### Given instruction
Using the listing below, please gather every line containing the word "treeNodes".

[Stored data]

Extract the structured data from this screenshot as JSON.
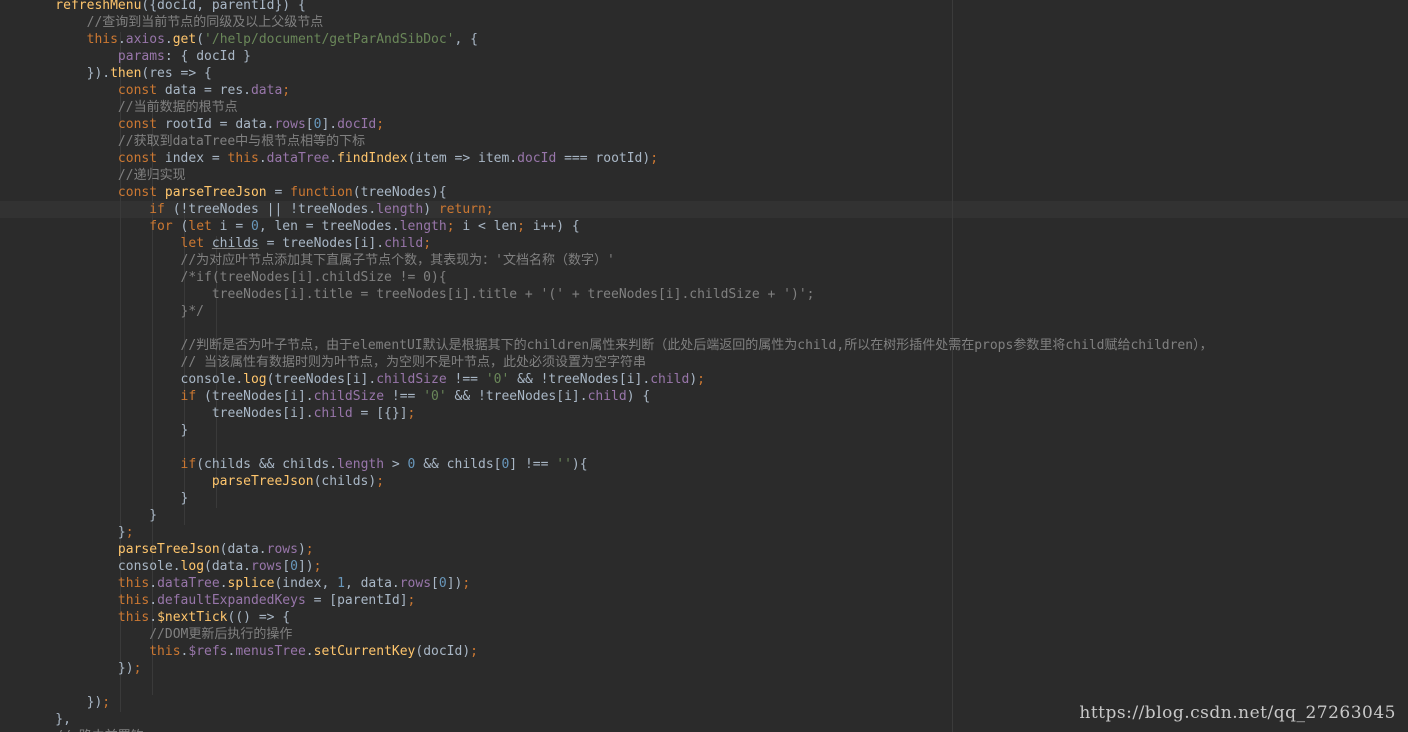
{
  "editor": {
    "watermark": "https://blog.csdn.net/qq_27263045",
    "colors": {
      "background": "#2b2b2b",
      "keyword": "#cc7832",
      "function": "#ffc66d",
      "string": "#6a8759",
      "comment": "#808080",
      "property": "#9876aa",
      "number": "#6897bb",
      "text": "#a9b7c6"
    },
    "lines": [
      [
        {
          "t": "    refreshMenu",
          "c": "fn"
        },
        {
          "t": "({docId, parentId}) {",
          "c": ""
        }
      ],
      [
        {
          "t": "        //查询到当前节点的同级及以上父级节点",
          "c": "cm"
        }
      ],
      [
        {
          "t": "        ",
          "c": ""
        },
        {
          "t": "this",
          "c": "kw"
        },
        {
          "t": ".",
          "c": ""
        },
        {
          "t": "axios",
          "c": "prop"
        },
        {
          "t": ".",
          "c": ""
        },
        {
          "t": "get",
          "c": "fn"
        },
        {
          "t": "(",
          "c": ""
        },
        {
          "t": "'/help/document/getParAndSibDoc'",
          "c": "str"
        },
        {
          "t": ", {",
          "c": ""
        }
      ],
      [
        {
          "t": "            ",
          "c": ""
        },
        {
          "t": "params",
          "c": "prop"
        },
        {
          "t": ": { docId }",
          "c": ""
        }
      ],
      [
        {
          "t": "        }).",
          "c": ""
        },
        {
          "t": "then",
          "c": "fn"
        },
        {
          "t": "(res => {",
          "c": ""
        }
      ],
      [
        {
          "t": "            ",
          "c": ""
        },
        {
          "t": "const",
          "c": "kw"
        },
        {
          "t": " data = res.",
          "c": ""
        },
        {
          "t": "data",
          "c": "prop"
        },
        {
          "t": ";",
          "c": "kw"
        }
      ],
      [
        {
          "t": "            //当前数据的根节点",
          "c": "cm"
        }
      ],
      [
        {
          "t": "            ",
          "c": ""
        },
        {
          "t": "const",
          "c": "kw"
        },
        {
          "t": " rootId = data.",
          "c": ""
        },
        {
          "t": "rows",
          "c": "prop"
        },
        {
          "t": "[",
          "c": ""
        },
        {
          "t": "0",
          "c": "num"
        },
        {
          "t": "].",
          "c": ""
        },
        {
          "t": "docId",
          "c": "prop"
        },
        {
          "t": ";",
          "c": "kw"
        }
      ],
      [
        {
          "t": "            //获取到dataTree中与根节点相等的下标",
          "c": "cm"
        }
      ],
      [
        {
          "t": "            ",
          "c": ""
        },
        {
          "t": "const",
          "c": "kw"
        },
        {
          "t": " index = ",
          "c": ""
        },
        {
          "t": "this",
          "c": "kw"
        },
        {
          "t": ".",
          "c": ""
        },
        {
          "t": "dataTree",
          "c": "prop"
        },
        {
          "t": ".",
          "c": ""
        },
        {
          "t": "findIndex",
          "c": "fn"
        },
        {
          "t": "(item => item.",
          "c": ""
        },
        {
          "t": "docId",
          "c": "prop"
        },
        {
          "t": " === rootId)",
          "c": ""
        },
        {
          "t": ";",
          "c": "kw"
        }
      ],
      [
        {
          "t": "            //递归实现",
          "c": "cm"
        }
      ],
      [
        {
          "t": "            ",
          "c": ""
        },
        {
          "t": "const",
          "c": "kw"
        },
        {
          "t": " ",
          "c": ""
        },
        {
          "t": "parseTreeJson",
          "c": "fn"
        },
        {
          "t": " = ",
          "c": ""
        },
        {
          "t": "function",
          "c": "kw"
        },
        {
          "t": "(treeNodes){",
          "c": ""
        }
      ],
      [
        {
          "t": "                ",
          "c": ""
        },
        {
          "t": "if",
          "c": "kw"
        },
        {
          "t": " (!treeNodes || !treeNodes.",
          "c": ""
        },
        {
          "t": "length",
          "c": "prop"
        },
        {
          "t": ") ",
          "c": ""
        },
        {
          "t": "return;",
          "c": "kw"
        }
      ],
      [
        {
          "t": "                ",
          "c": ""
        },
        {
          "t": "for",
          "c": "kw"
        },
        {
          "t": " (",
          "c": ""
        },
        {
          "t": "let",
          "c": "kw"
        },
        {
          "t": " i = ",
          "c": ""
        },
        {
          "t": "0",
          "c": "num"
        },
        {
          "t": ", len = treeNodes.",
          "c": ""
        },
        {
          "t": "length",
          "c": "prop"
        },
        {
          "t": "; ",
          "c": "kw"
        },
        {
          "t": "i < len",
          "c": ""
        },
        {
          "t": "; ",
          "c": "kw"
        },
        {
          "t": "i++) {",
          "c": ""
        }
      ],
      [
        {
          "t": "                    ",
          "c": ""
        },
        {
          "t": "let",
          "c": "kw"
        },
        {
          "t": " ",
          "c": ""
        },
        {
          "t": "childs",
          "c": "ul"
        },
        {
          "t": " = treeNodes[i].",
          "c": ""
        },
        {
          "t": "child",
          "c": "prop"
        },
        {
          "t": ";",
          "c": "kw"
        }
      ],
      [
        {
          "t": "                    //为对应叶节点添加其下直属子节点个数，其表现为：'文档名称（数字）'",
          "c": "cm"
        }
      ],
      [
        {
          "t": "                    /*if(treeNodes[i].childSize != 0){",
          "c": "cm"
        }
      ],
      [
        {
          "t": "                        treeNodes[i].title = treeNodes[i].title + '(' + treeNodes[i].childSize + ')';",
          "c": "cm"
        }
      ],
      [
        {
          "t": "                    }*/",
          "c": "cm"
        }
      ],
      [
        {
          "t": "",
          "c": ""
        }
      ],
      [
        {
          "t": "                    //判断是否为叶子节点，由于elementUI默认是根据其下的children属性来判断（此处后端返回的属性为child,所以在树形插件处需在props参数里将child赋给children），",
          "c": "cm"
        }
      ],
      [
        {
          "t": "                    // 当该属性有数据时则为叶节点，为空则不是叶节点，此处必须设置为空字符串",
          "c": "cm"
        }
      ],
      [
        {
          "t": "                    console.",
          "c": ""
        },
        {
          "t": "log",
          "c": "fn"
        },
        {
          "t": "(treeNodes[i].",
          "c": ""
        },
        {
          "t": "childSize",
          "c": "prop"
        },
        {
          "t": " !== ",
          "c": ""
        },
        {
          "t": "'0'",
          "c": "str"
        },
        {
          "t": " && !treeNodes[i].",
          "c": ""
        },
        {
          "t": "child",
          "c": "prop"
        },
        {
          "t": ")",
          "c": ""
        },
        {
          "t": ";",
          "c": "kw"
        }
      ],
      [
        {
          "t": "                    ",
          "c": ""
        },
        {
          "t": "if",
          "c": "kw"
        },
        {
          "t": " (treeNodes[i].",
          "c": ""
        },
        {
          "t": "childSize",
          "c": "prop"
        },
        {
          "t": " !== ",
          "c": ""
        },
        {
          "t": "'0'",
          "c": "str"
        },
        {
          "t": " && !treeNodes[i].",
          "c": ""
        },
        {
          "t": "child",
          "c": "prop"
        },
        {
          "t": ") {",
          "c": ""
        }
      ],
      [
        {
          "t": "                        treeNodes[i].",
          "c": ""
        },
        {
          "t": "child",
          "c": "prop"
        },
        {
          "t": " = [{}]",
          "c": ""
        },
        {
          "t": ";",
          "c": "kw"
        }
      ],
      [
        {
          "t": "                    }",
          "c": ""
        }
      ],
      [
        {
          "t": "",
          "c": ""
        }
      ],
      [
        {
          "t": "                    ",
          "c": ""
        },
        {
          "t": "if",
          "c": "kw"
        },
        {
          "t": "(childs && childs.",
          "c": ""
        },
        {
          "t": "length",
          "c": "prop"
        },
        {
          "t": " > ",
          "c": ""
        },
        {
          "t": "0",
          "c": "num"
        },
        {
          "t": " && childs[",
          "c": ""
        },
        {
          "t": "0",
          "c": "num"
        },
        {
          "t": "] !== ",
          "c": ""
        },
        {
          "t": "''",
          "c": "str"
        },
        {
          "t": "){",
          "c": ""
        }
      ],
      [
        {
          "t": "                        ",
          "c": ""
        },
        {
          "t": "parseTreeJson",
          "c": "fn"
        },
        {
          "t": "(childs)",
          "c": ""
        },
        {
          "t": ";",
          "c": "kw"
        }
      ],
      [
        {
          "t": "                    }",
          "c": ""
        }
      ],
      [
        {
          "t": "                }",
          "c": ""
        }
      ],
      [
        {
          "t": "            }",
          "c": ""
        },
        {
          "t": ";",
          "c": "kw"
        }
      ],
      [
        {
          "t": "            ",
          "c": ""
        },
        {
          "t": "parseTreeJson",
          "c": "fn"
        },
        {
          "t": "(data.",
          "c": ""
        },
        {
          "t": "rows",
          "c": "prop"
        },
        {
          "t": ")",
          "c": ""
        },
        {
          "t": ";",
          "c": "kw"
        }
      ],
      [
        {
          "t": "            console.",
          "c": ""
        },
        {
          "t": "log",
          "c": "fn"
        },
        {
          "t": "(data.",
          "c": ""
        },
        {
          "t": "rows",
          "c": "prop"
        },
        {
          "t": "[",
          "c": ""
        },
        {
          "t": "0",
          "c": "num"
        },
        {
          "t": "])",
          "c": ""
        },
        {
          "t": ";",
          "c": "kw"
        }
      ],
      [
        {
          "t": "            ",
          "c": ""
        },
        {
          "t": "this",
          "c": "kw"
        },
        {
          "t": ".",
          "c": ""
        },
        {
          "t": "dataTree",
          "c": "prop"
        },
        {
          "t": ".",
          "c": ""
        },
        {
          "t": "splice",
          "c": "fn"
        },
        {
          "t": "(index, ",
          "c": ""
        },
        {
          "t": "1",
          "c": "num"
        },
        {
          "t": ", data.",
          "c": ""
        },
        {
          "t": "rows",
          "c": "prop"
        },
        {
          "t": "[",
          "c": ""
        },
        {
          "t": "0",
          "c": "num"
        },
        {
          "t": "])",
          "c": ""
        },
        {
          "t": ";",
          "c": "kw"
        }
      ],
      [
        {
          "t": "            ",
          "c": ""
        },
        {
          "t": "this",
          "c": "kw"
        },
        {
          "t": ".",
          "c": ""
        },
        {
          "t": "defaultExpandedKeys",
          "c": "prop"
        },
        {
          "t": " = [parentId]",
          "c": ""
        },
        {
          "t": ";",
          "c": "kw"
        }
      ],
      [
        {
          "t": "            ",
          "c": ""
        },
        {
          "t": "this",
          "c": "kw"
        },
        {
          "t": ".",
          "c": ""
        },
        {
          "t": "$nextTick",
          "c": "fn"
        },
        {
          "t": "(() => {",
          "c": ""
        }
      ],
      [
        {
          "t": "                //DOM更新后执行的操作",
          "c": "cm"
        }
      ],
      [
        {
          "t": "                ",
          "c": ""
        },
        {
          "t": "this",
          "c": "kw"
        },
        {
          "t": ".",
          "c": ""
        },
        {
          "t": "$refs",
          "c": "prop"
        },
        {
          "t": ".",
          "c": ""
        },
        {
          "t": "menusTree",
          "c": "prop"
        },
        {
          "t": ".",
          "c": ""
        },
        {
          "t": "setCurrentKey",
          "c": "fn"
        },
        {
          "t": "(docId)",
          "c": ""
        },
        {
          "t": ";",
          "c": "kw"
        }
      ],
      [
        {
          "t": "            })",
          "c": ""
        },
        {
          "t": ";",
          "c": "kw"
        }
      ],
      [
        {
          "t": "",
          "c": ""
        }
      ],
      [
        {
          "t": "        })",
          "c": ""
        },
        {
          "t": ";",
          "c": "kw"
        }
      ],
      [
        {
          "t": "    },",
          "c": ""
        }
      ],
      [
        {
          "t": "    // 路由前置钩",
          "c": "cm"
        }
      ]
    ]
  }
}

### Response to the exercise
          "t": "(treeNodes){",
          "t": " (!treeNodes || !treeNodes.",
          "t": ", len = treeNodes.",
          "t": " = treeNodes[i].",
          "t": "                    /*if(treeNodes[i].childSize != 0){",
          "t": "                        treeNodes[i].title = treeNodes[i].title + '(' + treeNodes[i].childSize + ')';",
          "t": "(treeNodes[i].",
          "t": " && !treeNodes[i].",
          "t": " (treeNodes[i].",
          "t": " && !treeNodes[i].",
          "t": "                        treeNodes[i].",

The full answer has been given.